### WHAT YOU SHOULD DO
In the material below, find each line holding the string "points" and copy it.

++++++++++++++++++++

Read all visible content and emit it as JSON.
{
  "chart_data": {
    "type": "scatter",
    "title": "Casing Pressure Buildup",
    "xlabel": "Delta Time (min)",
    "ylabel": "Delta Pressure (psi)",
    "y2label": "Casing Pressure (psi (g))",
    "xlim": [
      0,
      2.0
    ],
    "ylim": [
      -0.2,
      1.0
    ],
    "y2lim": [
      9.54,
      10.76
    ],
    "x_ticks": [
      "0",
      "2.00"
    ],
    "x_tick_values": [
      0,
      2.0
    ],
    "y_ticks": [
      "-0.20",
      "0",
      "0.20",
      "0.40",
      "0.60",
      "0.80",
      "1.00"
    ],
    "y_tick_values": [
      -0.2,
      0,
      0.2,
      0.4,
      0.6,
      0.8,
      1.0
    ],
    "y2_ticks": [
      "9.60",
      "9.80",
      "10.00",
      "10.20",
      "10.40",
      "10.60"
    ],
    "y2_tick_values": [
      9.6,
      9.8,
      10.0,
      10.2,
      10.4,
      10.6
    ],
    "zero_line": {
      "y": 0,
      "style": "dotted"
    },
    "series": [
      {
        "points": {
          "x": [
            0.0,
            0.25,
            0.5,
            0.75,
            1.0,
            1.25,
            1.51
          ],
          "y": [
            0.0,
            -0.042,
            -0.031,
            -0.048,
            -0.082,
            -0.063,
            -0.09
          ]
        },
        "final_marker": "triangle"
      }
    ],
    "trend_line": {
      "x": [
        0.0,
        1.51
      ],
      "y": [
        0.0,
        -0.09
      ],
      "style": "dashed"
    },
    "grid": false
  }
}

++++++++++++++++++++

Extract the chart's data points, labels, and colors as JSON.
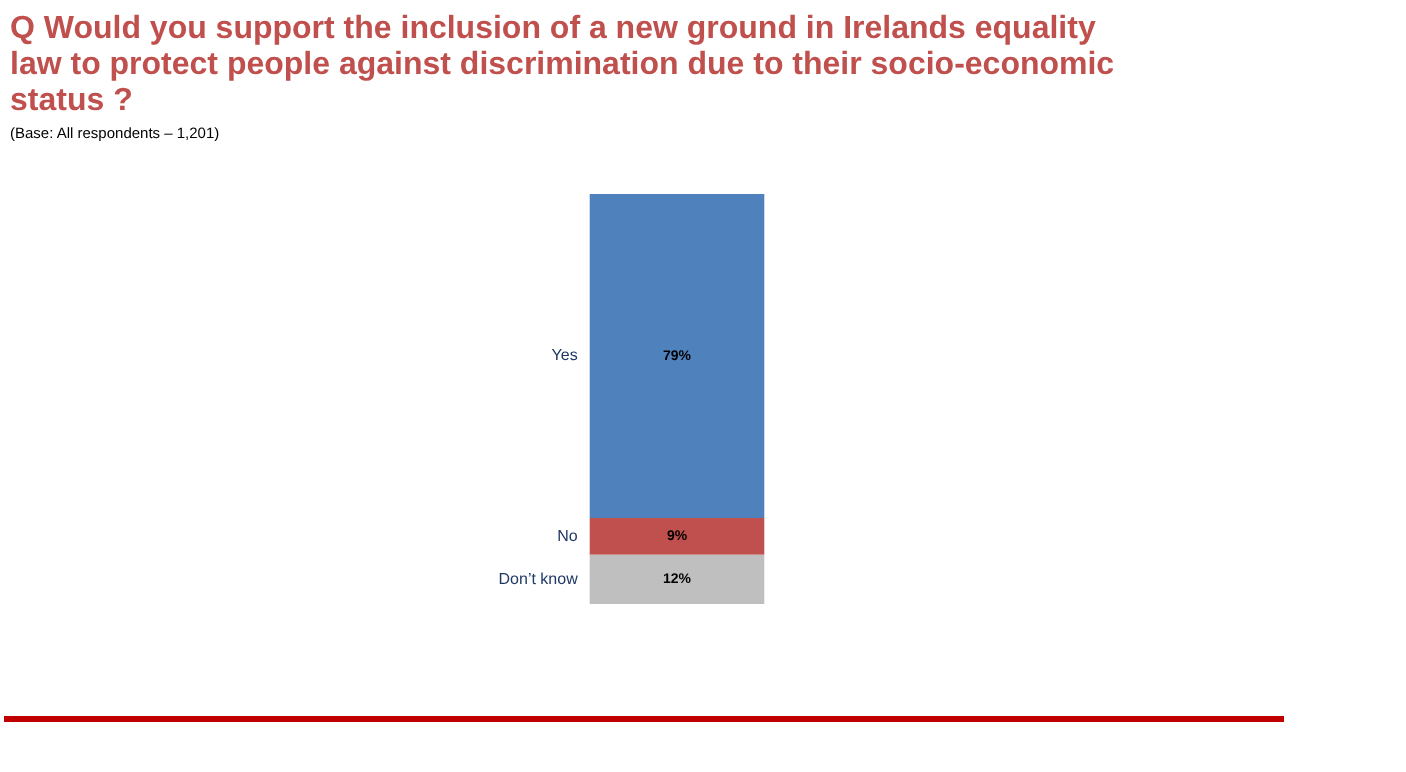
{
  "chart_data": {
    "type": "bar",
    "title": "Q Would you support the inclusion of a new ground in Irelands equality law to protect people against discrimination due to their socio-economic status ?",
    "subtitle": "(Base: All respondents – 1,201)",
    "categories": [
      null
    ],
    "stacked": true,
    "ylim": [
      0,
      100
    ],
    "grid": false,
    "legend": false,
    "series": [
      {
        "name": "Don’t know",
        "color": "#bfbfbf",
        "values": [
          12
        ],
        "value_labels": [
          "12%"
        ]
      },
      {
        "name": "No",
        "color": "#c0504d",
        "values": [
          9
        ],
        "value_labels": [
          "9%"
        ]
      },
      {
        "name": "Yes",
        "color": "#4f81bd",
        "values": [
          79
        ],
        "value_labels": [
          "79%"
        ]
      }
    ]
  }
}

++++++++++++++++++++

### FINISHED EXERCISE
        "points": {
Extract the chart's data points, labels, and colors as JSON.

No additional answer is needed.